* [Aim of the task]
Pick out each line with the word "dose" from the material that follows.

* [Supplied records]

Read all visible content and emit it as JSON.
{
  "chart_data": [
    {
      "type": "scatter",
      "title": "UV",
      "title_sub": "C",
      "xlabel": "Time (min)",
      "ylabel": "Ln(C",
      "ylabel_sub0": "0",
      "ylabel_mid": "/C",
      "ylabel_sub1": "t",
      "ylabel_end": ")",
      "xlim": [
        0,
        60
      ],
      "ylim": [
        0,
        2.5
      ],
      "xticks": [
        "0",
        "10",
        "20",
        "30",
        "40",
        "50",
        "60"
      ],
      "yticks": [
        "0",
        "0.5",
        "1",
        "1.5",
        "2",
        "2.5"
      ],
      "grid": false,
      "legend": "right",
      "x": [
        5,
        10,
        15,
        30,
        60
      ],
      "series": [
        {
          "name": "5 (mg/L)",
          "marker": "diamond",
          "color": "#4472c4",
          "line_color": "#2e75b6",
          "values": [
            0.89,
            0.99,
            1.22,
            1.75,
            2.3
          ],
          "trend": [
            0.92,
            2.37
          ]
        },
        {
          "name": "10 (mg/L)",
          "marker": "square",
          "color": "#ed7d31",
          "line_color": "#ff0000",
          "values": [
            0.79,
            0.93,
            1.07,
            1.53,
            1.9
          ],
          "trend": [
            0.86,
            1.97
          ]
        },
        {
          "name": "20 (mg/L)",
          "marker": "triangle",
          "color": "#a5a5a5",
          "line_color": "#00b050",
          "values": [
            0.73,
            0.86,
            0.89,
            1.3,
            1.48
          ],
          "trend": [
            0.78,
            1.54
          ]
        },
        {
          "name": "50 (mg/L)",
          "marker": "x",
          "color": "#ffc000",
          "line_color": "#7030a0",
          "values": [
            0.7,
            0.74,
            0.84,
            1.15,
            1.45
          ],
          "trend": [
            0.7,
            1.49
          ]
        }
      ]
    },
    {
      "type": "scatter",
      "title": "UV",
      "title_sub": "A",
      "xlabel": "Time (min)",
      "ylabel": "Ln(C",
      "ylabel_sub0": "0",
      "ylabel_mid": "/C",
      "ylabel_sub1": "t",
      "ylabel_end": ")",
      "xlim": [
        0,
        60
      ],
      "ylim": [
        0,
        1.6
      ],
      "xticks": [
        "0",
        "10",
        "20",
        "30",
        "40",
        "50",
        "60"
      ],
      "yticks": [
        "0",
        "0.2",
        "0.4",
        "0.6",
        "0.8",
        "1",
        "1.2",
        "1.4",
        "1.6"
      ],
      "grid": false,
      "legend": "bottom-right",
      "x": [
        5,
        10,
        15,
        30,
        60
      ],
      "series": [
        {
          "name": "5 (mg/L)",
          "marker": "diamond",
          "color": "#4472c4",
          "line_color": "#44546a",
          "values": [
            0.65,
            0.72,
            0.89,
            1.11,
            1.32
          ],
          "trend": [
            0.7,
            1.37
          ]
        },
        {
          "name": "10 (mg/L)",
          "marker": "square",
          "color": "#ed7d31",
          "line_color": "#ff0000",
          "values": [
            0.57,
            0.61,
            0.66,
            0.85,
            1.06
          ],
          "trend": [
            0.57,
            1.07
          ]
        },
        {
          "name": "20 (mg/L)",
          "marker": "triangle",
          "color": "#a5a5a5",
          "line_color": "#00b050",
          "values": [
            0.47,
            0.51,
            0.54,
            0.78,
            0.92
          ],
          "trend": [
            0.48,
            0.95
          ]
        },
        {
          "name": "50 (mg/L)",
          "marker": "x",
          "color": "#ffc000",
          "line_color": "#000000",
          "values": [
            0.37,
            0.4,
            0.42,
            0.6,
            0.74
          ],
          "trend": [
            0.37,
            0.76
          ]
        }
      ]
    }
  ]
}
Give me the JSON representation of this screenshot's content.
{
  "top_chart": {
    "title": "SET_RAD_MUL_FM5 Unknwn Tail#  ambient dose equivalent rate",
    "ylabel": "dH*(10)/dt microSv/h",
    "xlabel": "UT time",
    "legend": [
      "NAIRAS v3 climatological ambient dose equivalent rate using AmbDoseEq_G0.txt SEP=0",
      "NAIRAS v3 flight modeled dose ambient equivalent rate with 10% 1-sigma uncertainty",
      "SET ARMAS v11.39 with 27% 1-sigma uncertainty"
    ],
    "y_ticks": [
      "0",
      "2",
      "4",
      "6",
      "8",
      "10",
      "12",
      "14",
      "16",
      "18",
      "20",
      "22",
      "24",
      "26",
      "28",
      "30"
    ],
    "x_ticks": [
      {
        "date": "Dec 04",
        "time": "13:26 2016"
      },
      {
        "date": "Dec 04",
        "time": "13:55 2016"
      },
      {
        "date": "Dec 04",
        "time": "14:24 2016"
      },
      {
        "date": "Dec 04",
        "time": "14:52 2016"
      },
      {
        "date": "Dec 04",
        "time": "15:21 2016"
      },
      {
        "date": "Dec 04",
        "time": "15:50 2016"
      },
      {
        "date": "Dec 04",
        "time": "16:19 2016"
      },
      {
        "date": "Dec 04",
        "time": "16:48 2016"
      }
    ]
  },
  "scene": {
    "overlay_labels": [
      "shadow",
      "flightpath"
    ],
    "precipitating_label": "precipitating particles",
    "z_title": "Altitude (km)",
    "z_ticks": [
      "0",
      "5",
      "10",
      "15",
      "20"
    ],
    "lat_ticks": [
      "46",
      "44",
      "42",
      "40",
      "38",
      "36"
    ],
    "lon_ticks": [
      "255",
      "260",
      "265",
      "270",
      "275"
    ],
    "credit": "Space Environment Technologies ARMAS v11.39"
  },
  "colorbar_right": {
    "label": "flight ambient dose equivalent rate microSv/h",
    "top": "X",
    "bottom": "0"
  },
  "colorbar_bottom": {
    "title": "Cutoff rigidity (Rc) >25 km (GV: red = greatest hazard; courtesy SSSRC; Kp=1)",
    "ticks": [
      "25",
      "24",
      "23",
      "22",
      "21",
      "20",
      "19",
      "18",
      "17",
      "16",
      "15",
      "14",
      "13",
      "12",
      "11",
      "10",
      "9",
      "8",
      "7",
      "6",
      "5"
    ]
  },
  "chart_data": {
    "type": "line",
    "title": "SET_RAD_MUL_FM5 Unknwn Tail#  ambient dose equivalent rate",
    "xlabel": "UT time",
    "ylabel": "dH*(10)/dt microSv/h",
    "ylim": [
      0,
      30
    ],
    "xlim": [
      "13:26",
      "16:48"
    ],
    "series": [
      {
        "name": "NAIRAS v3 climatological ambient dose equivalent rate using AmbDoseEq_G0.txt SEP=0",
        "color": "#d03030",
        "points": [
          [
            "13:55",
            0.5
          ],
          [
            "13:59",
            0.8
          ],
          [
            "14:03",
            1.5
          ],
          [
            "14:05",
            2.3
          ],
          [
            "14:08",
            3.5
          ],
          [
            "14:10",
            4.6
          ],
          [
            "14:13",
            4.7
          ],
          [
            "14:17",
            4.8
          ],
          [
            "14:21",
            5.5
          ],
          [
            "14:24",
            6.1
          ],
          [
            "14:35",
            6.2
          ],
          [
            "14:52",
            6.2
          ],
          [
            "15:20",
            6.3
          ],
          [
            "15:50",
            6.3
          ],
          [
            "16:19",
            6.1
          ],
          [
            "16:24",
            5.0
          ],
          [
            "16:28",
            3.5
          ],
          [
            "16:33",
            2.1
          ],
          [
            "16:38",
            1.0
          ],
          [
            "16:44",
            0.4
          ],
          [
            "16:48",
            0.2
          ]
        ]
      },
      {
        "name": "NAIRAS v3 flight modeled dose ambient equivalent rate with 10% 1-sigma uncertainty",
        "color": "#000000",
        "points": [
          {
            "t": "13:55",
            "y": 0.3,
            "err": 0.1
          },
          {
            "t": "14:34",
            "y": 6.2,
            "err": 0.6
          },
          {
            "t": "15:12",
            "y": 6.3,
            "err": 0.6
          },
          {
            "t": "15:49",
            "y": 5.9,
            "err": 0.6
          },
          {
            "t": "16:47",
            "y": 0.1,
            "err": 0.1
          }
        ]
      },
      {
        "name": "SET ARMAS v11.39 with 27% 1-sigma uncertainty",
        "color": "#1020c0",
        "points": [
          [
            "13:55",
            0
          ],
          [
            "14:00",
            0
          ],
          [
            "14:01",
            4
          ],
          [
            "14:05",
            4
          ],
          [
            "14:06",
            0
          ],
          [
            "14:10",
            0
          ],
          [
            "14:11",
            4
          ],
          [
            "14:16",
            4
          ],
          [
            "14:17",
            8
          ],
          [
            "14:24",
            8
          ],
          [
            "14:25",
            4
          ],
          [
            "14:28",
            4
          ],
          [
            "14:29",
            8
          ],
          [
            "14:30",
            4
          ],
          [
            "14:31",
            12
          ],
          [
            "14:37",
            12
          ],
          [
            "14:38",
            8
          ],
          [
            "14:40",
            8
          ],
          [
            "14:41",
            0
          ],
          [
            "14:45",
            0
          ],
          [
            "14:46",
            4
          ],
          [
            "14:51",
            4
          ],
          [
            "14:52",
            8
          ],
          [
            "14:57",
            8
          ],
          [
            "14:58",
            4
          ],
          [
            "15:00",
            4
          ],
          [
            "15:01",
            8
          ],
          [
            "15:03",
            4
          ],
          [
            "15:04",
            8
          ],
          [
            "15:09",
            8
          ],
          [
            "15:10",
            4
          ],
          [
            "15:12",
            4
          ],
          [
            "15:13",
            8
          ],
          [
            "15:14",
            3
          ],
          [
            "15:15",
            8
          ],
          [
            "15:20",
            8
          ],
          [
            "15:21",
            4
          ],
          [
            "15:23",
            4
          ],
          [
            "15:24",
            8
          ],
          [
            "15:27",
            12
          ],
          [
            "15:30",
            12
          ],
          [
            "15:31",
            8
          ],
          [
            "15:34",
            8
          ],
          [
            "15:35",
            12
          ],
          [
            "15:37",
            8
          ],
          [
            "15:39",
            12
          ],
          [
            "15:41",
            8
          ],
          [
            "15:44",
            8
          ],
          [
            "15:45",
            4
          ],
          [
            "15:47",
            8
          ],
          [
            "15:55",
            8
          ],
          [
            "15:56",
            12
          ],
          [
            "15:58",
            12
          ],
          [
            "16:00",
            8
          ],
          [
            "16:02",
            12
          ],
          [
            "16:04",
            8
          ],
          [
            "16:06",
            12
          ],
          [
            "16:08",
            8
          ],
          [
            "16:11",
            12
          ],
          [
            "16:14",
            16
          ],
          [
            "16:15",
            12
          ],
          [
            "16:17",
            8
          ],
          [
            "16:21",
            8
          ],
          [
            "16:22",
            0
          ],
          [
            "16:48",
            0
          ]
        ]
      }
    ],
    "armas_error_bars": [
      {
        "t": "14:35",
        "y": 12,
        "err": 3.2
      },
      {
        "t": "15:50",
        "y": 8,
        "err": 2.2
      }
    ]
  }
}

* [Expected answer]
    "title": "SET_RAD_MUL_FM5 Unknwn Tail#  ambient dose equivalent rate",
      "NAIRAS v3 climatological ambient dose equivalent rate using AmbDoseEq_G0.txt SEP=0",
      "NAIRAS v3 flight modeled dose ambient equivalent rate with 10% 1-sigma uncertainty",
    "label": "flight ambient dose equivalent rate microSv/h",
    "title": "SET_RAD_MUL_FM5 Unknwn Tail#  ambient dose equivalent rate",
        "name": "NAIRAS v3 climatological ambient dose equivalent rate using AmbDoseEq_G0.txt SEP=0",
        "name": "NAIRAS v3 flight modeled dose ambient equivalent rate with 10% 1-sigma uncertainty",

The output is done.